§ **Available records**
-------------------------

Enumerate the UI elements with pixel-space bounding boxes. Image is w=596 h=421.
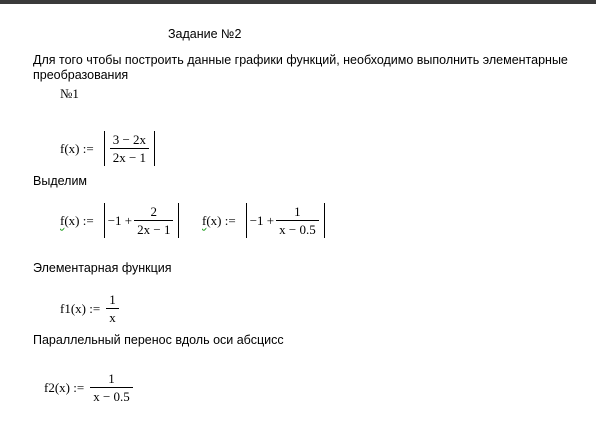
abs-value-bars [104,131,155,166]
fraction-numerator: 3 − 2x [112,132,147,147]
fraction-denominator: x [106,308,119,325]
f1-definition-lhs: f1(x) := [60,300,101,316]
intro-text-line-2: преобразования [33,68,129,82]
parallel-shift-label: Параллельный перенос вдоль оси абсцисс [33,333,284,347]
fraction [134,204,173,237]
fraction [276,204,319,237]
highlight-label: Выделим [33,174,88,188]
f-split-2-lhs [202,213,236,229]
lead-term: −1 + [249,212,275,228]
abs-value-bars [104,203,180,238]
f-definition[interactable] [60,131,155,166]
f-split-definition-2[interactable] [202,203,325,238]
f-definition-lhs: f(x) := [60,140,94,156]
warning-underlined-name: f [60,212,65,228]
problem-number: №1 [60,86,79,101]
f-split-definition-1[interactable] [60,203,179,238]
fraction-numerator: 1 [108,371,115,386]
fraction-denominator: x − 0.5 [276,220,319,237]
fraction-denominator: 2x − 1 [134,220,173,237]
elementary-function-label: Элементарная функция [33,261,172,275]
f1-definition[interactable] [60,292,121,325]
fraction-denominator: x − 0.5 [90,387,133,404]
window-top-bar [0,0,596,4]
fraction [90,371,133,404]
intro-text-line-1: Для того чтобы построить данные графики функций, необходимо выполнить элементарные [33,53,568,67]
fraction-numerator: 2 [150,204,158,219]
f-split-2-lhs-rest: (x) := [206,212,236,228]
fraction [106,292,119,325]
f2-definition[interactable] [44,371,135,404]
fraction-numerator: 1 [109,292,116,307]
fraction-numerator: 1 [294,204,301,219]
f-split-1-lhs-rest: (x) := [64,212,94,228]
f2-definition-lhs: f2(x) := [44,379,85,395]
f-split-1-lhs [60,213,94,229]
fraction [110,132,149,165]
warning-underlined-name: f [202,212,207,228]
lead-term: −1 + [107,212,133,228]
assignment-title: Задание №2 [168,27,242,41]
abs-value-bars [246,203,325,238]
fraction-denominator: 2x − 1 [110,148,149,165]
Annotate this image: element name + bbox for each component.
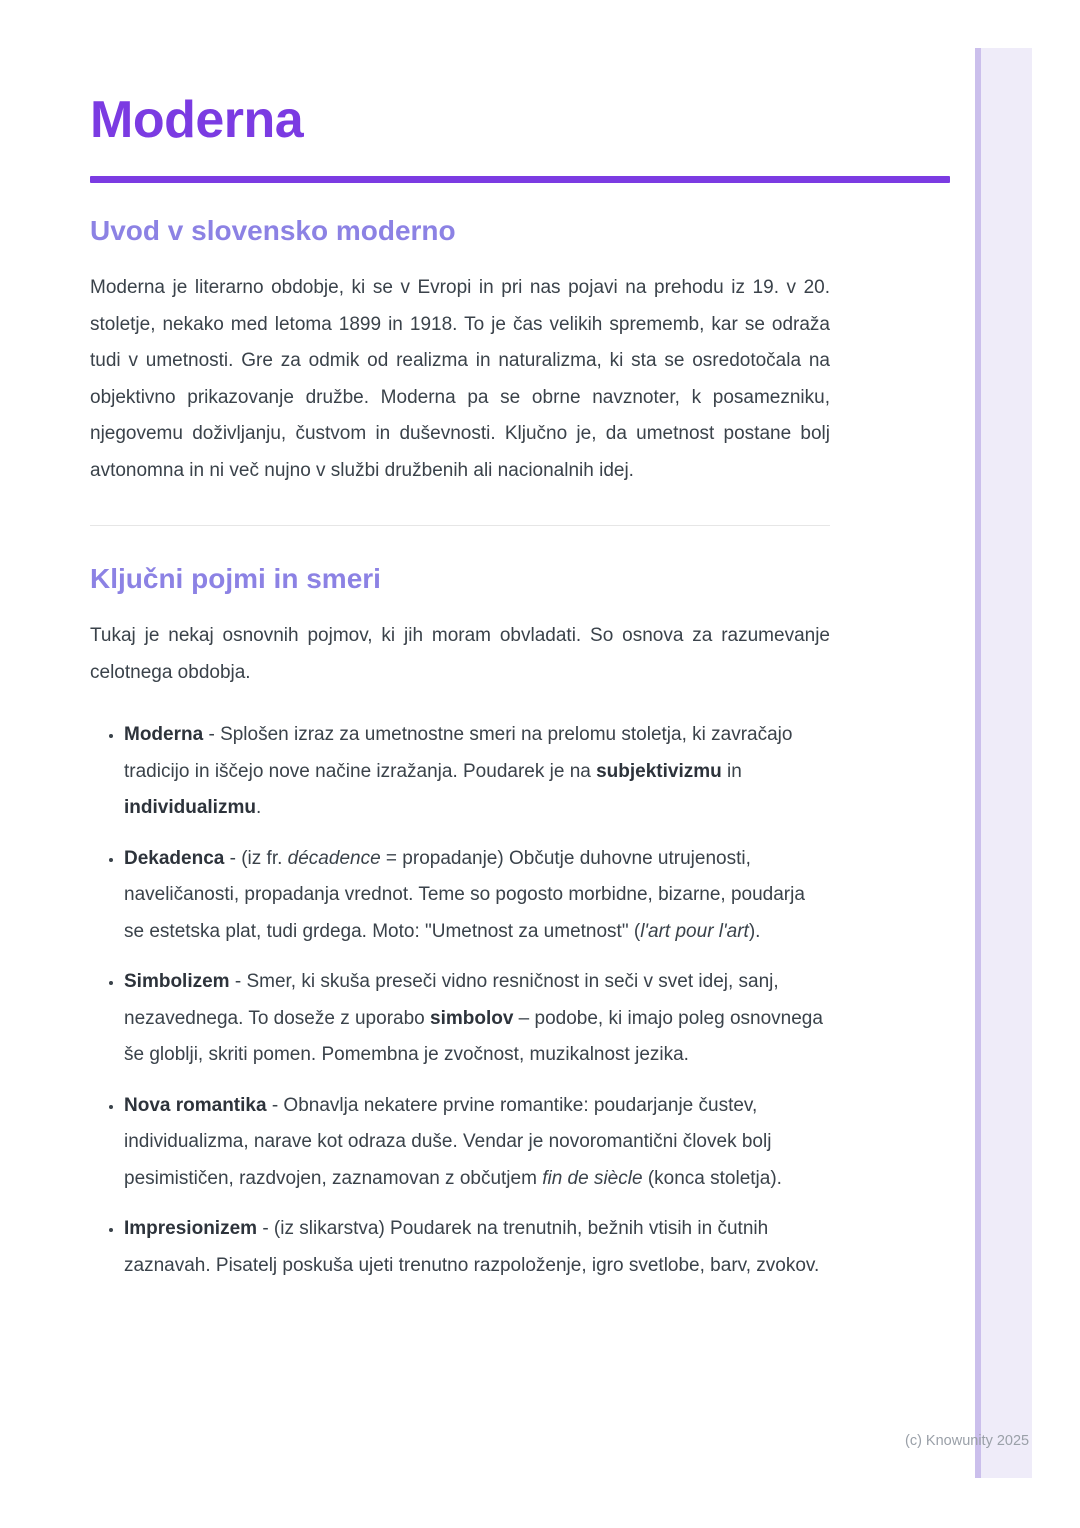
key-terms-list — [90, 717, 830, 1284]
document-body — [90, 0, 830, 1298]
list-item: • Dekadenca - (iz fr. décadence = propadanje) Občutje duhovne utrujenosti, naveličanosti, propadanja vrednot. Teme so pogosto morbidne, bizarne, poudarja se estetska plat, tudi grdega. Moto: "Umetnost za umetnost" (l'art pour l'art). — [124, 841, 830, 951]
section-heading-pojmi: Ključni pojmi in smeri — [90, 563, 381, 594]
decorative-side-panel — [975, 48, 1032, 1478]
copyright-footer: (c) Knowunity 2025 — [905, 1433, 1030, 1449]
intro-paragraph: Moderna je literarno obdobje, ki se v Evropi in pri nas pojavi na prehodu iz 19. v 20. stoletje, nekako med letoma 1899 in 1918. To je čas velikih sprememb, kar se odraža tudi v umetnosti. Gre za odmik od realizma in naturalizma, ki sta se osredotočala na objektivno prikazovanje družbe. Moderna pa se obrne navznoter, k posamezniku, njegovemu doživljanju, čustvom in duševnosti. Ključno je, da umetnost postane bolj avtonomna in ni več nujno v službi družbenih ali nacionalnih idej. — [90, 277, 830, 481]
list-item: • Moderna - Splošen izraz za umetnostne smeri na prelomu stoletja, ki zavračajo tradicijo in iščejo nove načine izražanja. Poudarek je na subjektivizmu in individualizmu. — [124, 717, 830, 827]
list-item: • Nova romantika - Obnavlja nekatere prvine romantike: poudarjanje čustev, individualizma, narave kot odraza duše. Vendar je novoromantični človek bolj pesimističen, razdvojen, zaznamovan z občutjem fin de siècle (konca stoletja). — [124, 1088, 830, 1198]
list-item: • Impresionizem - (iz slikarstva) Poudarek na trenutnih, bežnih vtisih in čutnih zaznavah. Pisatelj poskuša ujeti trenutno razpoloženje, igro svetlobe, barv, zvokov. — [124, 1211, 830, 1284]
list-item: • Simbolizem - Smer, ki skuša preseči vidno resničnost in seči v svet idej, sanj, nezavednega. To doseže z uporabo simbolov – podobe, ki imajo poleg osnovnega še globlji, skriti pomen. Pomembna je zvočnost, muzikalnost jezika. — [124, 964, 830, 1074]
title-underline-rule — [90, 176, 950, 183]
section-heading-uvod: Uvod v slovensko moderno — [90, 215, 456, 246]
pojmi-intro-paragraph: Tukaj je nekaj osnovnih pojmov, ki jih moram obvladati. So osnova za razumevanje celotnega obdobja. — [90, 625, 830, 683]
section-divider — [90, 525, 830, 526]
page-title: Moderna — [90, 91, 304, 149]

-------------------------

§ **What to work on**
Copy the lines above exactly as they appear, beginning at the line that has "abs-value-bars [104,131,155,166]" and stopping after the line that has "f-split-definition-2[interactable] [202,203,325,238]".

§ **Result**
abs-value-bars [104,131,155,166]
fraction-numerator: 3 − 2x [112,132,147,147]
fraction-denominator: x [106,308,119,325]
f1-definition-lhs: f1(x) := [60,300,101,316]
intro-text-line-2: преобразования [33,68,129,82]
parallel-shift-label: Параллельный перенос вдоль оси абсцисс [33,333,284,347]
fraction [134,204,173,237]
fraction [276,204,319,237]
highlight-label: Выделим [33,174,88,188]
f-split-2-lhs [202,213,236,229]
lead-term: −1 + [249,212,275,228]
abs-value-bars [104,203,180,238]
f-definition[interactable] [60,131,155,166]
f-split-definition-2[interactable] [202,203,325,238]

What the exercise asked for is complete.